#### INPUT FOR THIS TASK:
########

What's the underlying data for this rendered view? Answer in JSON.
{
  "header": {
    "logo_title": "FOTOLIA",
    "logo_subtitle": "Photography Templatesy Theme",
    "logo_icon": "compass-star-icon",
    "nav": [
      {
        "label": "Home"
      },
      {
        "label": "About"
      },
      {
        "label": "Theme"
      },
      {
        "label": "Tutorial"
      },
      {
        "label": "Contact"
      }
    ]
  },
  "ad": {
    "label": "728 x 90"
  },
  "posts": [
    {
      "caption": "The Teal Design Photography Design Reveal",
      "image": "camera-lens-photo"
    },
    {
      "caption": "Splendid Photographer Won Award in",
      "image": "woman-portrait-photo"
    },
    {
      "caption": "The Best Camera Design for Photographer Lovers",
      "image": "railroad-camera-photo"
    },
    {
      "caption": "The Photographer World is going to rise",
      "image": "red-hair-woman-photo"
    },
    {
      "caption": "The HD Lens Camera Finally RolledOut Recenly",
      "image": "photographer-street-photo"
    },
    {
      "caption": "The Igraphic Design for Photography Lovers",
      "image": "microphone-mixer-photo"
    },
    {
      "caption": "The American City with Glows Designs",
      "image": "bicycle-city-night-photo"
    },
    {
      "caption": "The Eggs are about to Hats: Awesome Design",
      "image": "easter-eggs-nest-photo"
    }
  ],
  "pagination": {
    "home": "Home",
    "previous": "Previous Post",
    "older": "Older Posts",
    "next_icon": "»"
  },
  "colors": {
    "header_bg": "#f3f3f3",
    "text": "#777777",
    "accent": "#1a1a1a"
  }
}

########

Pick out all the lines with the word "caption" in them and copy them.

#### SOLUTION:
      "caption": "The Teal Design Photography Design Reveal",
      "caption": "Splendid Photographer Won Award in",
      "caption": "The Best Camera Design for Photographer Lovers",
      "caption": "The Photographer World is going to rise",
      "caption": "The HD Lens Camera Finally RolledOut Recenly",
      "caption": "The Igraphic Design for Photography Lovers",
      "caption": "The American City with Glows Designs",
      "caption": "The Eggs are about to Hats: Awesome Design",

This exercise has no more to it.